TO BE DONE: Every line of the material below should be repeated exactly.

== SUPPLIED INFORMATION ==

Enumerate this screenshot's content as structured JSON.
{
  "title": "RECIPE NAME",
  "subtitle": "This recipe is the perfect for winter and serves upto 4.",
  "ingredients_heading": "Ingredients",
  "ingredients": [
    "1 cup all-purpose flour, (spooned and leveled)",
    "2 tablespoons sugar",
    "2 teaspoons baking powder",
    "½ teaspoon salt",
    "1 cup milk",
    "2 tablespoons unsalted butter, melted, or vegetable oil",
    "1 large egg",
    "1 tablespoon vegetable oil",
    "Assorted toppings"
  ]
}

===

FULL SOLUTION:
Enumerate this screenshot's content as structured JSON.
{
  "title": "RECIPE NAME",
  "subtitle": "This recipe is the perfect for winter and serves upto 4.",
  "ingredients_heading": "Ingredients",
  "ingredients": [
    "1 cup all-purpose flour, (spooned and leveled)",
    "2 tablespoons sugar",
    "2 teaspoons baking powder",
    "½ teaspoon salt",
    "1 cup milk",
    "2 tablespoons unsalted butter, melted, or vegetable oil",
    "1 large egg",
    "1 tablespoon vegetable oil",
    "Assorted toppings"
  ]
}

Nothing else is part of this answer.